**What you have to do:** Where a line of the material contains the string "الافريقيين", copy that line.

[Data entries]
-- Start --

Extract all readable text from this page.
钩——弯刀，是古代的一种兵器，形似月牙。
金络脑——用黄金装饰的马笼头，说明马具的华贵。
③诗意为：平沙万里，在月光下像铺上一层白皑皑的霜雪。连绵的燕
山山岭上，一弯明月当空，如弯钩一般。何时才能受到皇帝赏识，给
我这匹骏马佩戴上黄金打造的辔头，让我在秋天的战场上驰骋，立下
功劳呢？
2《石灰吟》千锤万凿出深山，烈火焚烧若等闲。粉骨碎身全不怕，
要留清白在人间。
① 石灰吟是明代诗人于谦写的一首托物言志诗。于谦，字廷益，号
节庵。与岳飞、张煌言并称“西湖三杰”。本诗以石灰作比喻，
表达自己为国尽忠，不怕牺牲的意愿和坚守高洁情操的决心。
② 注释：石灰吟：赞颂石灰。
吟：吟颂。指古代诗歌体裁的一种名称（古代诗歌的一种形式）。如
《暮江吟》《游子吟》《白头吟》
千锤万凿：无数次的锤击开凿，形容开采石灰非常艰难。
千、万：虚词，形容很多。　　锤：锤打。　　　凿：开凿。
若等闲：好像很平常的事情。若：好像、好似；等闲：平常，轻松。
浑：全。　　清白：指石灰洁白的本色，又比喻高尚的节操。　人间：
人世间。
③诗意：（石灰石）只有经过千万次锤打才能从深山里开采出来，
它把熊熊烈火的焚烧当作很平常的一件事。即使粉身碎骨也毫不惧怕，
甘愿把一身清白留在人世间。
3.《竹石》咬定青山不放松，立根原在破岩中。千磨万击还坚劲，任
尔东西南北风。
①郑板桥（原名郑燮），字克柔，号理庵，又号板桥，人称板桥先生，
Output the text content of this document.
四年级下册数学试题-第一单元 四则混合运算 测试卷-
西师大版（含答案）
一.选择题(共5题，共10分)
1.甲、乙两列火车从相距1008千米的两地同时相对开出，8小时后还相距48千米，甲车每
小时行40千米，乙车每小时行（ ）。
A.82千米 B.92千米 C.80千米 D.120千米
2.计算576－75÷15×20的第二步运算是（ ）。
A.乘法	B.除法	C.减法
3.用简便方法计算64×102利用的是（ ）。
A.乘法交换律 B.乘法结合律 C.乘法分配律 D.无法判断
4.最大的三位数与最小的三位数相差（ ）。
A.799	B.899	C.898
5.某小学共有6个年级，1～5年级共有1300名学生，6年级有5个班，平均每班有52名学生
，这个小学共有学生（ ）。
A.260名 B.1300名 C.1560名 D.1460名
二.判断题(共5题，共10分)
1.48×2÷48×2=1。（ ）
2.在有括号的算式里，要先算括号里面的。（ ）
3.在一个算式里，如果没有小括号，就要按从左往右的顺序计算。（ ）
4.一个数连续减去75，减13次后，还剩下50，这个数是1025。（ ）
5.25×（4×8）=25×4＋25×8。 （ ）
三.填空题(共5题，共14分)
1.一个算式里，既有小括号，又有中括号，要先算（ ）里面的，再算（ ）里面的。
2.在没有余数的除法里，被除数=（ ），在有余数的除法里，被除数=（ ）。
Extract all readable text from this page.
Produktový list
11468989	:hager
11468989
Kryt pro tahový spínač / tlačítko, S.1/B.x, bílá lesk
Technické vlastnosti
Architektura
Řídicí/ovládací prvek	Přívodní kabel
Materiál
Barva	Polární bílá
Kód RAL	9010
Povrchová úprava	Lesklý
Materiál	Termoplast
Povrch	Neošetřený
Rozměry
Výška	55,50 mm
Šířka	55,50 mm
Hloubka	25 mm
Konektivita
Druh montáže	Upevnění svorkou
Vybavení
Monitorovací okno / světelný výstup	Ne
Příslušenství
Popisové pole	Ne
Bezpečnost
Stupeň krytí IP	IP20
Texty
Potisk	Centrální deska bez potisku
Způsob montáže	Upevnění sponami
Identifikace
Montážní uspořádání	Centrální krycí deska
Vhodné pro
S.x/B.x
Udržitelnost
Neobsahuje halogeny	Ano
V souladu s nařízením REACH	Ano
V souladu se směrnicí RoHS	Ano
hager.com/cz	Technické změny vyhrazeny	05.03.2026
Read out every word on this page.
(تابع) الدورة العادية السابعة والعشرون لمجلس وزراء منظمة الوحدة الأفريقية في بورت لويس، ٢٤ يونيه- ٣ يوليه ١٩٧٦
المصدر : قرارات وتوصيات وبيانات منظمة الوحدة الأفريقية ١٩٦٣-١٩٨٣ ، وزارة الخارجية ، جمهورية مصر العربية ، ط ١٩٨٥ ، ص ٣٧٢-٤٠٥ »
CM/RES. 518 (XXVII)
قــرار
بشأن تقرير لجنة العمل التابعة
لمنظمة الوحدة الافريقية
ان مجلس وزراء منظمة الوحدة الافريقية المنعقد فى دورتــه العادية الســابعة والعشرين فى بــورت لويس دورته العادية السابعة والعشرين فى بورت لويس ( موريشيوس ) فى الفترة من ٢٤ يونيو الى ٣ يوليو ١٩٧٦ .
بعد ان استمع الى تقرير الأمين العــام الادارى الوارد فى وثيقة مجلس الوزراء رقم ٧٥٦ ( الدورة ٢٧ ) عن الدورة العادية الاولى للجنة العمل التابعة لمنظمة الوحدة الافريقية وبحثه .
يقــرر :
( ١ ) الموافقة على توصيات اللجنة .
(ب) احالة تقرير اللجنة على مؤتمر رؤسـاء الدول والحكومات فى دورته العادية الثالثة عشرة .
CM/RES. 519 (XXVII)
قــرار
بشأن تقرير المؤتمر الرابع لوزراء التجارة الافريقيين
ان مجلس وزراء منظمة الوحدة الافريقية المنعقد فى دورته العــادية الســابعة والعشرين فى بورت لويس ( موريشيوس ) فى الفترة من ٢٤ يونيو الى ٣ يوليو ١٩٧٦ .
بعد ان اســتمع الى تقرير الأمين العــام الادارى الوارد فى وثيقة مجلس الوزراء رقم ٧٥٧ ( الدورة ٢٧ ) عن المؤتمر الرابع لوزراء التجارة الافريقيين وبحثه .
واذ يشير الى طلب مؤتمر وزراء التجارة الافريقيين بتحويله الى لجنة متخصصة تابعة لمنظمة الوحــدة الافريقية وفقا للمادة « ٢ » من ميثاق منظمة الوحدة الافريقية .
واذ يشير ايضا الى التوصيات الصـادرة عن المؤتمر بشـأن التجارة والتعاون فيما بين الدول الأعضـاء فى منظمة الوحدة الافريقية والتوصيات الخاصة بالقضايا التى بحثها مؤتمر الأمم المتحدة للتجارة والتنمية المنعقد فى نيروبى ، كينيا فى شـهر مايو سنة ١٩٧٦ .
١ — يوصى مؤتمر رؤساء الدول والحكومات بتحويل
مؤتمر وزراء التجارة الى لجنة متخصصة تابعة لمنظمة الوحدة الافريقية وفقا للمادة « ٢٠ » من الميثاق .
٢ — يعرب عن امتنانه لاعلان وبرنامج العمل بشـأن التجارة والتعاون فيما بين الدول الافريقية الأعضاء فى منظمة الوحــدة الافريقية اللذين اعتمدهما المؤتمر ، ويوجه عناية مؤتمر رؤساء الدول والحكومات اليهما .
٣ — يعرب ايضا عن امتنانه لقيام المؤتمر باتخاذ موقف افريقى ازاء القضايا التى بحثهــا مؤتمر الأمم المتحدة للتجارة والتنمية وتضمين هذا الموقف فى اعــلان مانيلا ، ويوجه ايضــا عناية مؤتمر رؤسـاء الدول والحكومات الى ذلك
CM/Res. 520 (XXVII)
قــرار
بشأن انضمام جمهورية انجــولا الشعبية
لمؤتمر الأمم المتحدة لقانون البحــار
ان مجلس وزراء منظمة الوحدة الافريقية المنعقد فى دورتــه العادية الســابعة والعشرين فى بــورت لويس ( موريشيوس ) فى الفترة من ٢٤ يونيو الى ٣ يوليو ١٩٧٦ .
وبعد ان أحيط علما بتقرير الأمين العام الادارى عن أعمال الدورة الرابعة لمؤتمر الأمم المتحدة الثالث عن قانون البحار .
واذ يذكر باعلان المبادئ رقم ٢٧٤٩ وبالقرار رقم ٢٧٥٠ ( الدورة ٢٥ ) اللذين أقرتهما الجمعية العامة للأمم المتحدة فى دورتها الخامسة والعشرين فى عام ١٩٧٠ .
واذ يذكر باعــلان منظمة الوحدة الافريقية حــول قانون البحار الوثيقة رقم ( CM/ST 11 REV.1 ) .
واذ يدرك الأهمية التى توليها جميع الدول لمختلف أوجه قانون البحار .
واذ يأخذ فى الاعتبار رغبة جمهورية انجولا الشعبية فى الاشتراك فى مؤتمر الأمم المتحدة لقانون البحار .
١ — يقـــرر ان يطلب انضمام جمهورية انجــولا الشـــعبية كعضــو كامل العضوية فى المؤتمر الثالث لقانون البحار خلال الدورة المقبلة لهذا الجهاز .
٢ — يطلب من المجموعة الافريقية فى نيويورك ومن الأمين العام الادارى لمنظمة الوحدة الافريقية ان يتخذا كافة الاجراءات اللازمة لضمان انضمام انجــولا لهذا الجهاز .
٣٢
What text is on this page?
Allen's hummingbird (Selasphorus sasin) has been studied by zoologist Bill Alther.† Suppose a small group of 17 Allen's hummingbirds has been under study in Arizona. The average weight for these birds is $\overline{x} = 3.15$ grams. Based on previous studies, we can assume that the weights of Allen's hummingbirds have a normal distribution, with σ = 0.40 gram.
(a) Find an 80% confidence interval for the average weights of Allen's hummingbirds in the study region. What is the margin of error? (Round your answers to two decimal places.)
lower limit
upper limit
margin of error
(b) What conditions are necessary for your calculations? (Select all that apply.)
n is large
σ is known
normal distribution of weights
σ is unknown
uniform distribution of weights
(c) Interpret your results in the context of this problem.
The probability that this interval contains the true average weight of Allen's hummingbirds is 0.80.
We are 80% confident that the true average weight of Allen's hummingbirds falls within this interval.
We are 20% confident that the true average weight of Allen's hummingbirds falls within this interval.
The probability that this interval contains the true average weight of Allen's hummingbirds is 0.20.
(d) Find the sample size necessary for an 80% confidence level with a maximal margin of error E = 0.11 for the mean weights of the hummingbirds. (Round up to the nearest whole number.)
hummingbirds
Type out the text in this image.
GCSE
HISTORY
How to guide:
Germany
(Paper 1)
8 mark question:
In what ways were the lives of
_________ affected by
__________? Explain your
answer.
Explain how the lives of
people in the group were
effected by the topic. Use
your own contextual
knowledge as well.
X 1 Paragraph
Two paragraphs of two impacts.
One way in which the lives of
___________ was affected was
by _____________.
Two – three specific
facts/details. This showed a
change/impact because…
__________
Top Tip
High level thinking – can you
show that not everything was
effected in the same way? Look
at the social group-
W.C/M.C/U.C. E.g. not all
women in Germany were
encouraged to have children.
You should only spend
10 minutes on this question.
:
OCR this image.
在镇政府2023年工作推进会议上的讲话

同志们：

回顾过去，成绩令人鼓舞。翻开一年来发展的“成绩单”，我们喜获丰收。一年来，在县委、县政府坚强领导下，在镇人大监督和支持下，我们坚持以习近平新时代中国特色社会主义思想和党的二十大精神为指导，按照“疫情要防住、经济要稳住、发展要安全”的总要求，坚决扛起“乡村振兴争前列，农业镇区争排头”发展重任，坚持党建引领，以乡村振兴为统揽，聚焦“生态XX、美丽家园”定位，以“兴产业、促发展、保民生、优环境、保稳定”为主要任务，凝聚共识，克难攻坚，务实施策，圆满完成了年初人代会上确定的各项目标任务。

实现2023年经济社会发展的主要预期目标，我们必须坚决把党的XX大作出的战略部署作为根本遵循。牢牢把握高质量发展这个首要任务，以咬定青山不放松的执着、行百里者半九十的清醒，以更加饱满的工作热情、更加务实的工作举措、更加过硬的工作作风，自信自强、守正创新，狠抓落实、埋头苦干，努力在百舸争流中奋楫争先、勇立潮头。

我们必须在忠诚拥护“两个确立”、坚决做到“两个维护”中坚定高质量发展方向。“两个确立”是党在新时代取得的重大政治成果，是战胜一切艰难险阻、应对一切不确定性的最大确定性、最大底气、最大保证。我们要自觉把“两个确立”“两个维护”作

-- End --

**Exercise solution:**
بشأن تقرير المؤتمر الرابع لوزراء التجارة الافريقيين
بعد ان اســتمع الى تقرير الأمين العــام الادارى الوارد فى وثيقة مجلس الوزراء رقم ٧٥٧ ( الدورة ٢٧ ) عن المؤتمر الرابع لوزراء التجارة الافريقيين وبحثه .
واذ يشير الى طلب مؤتمر وزراء التجارة الافريقيين بتحويله الى لجنة متخصصة تابعة لمنظمة الوحــدة الافريقية وفقا للمادة « ٢ » من ميثاق منظمة الوحدة الافريقية .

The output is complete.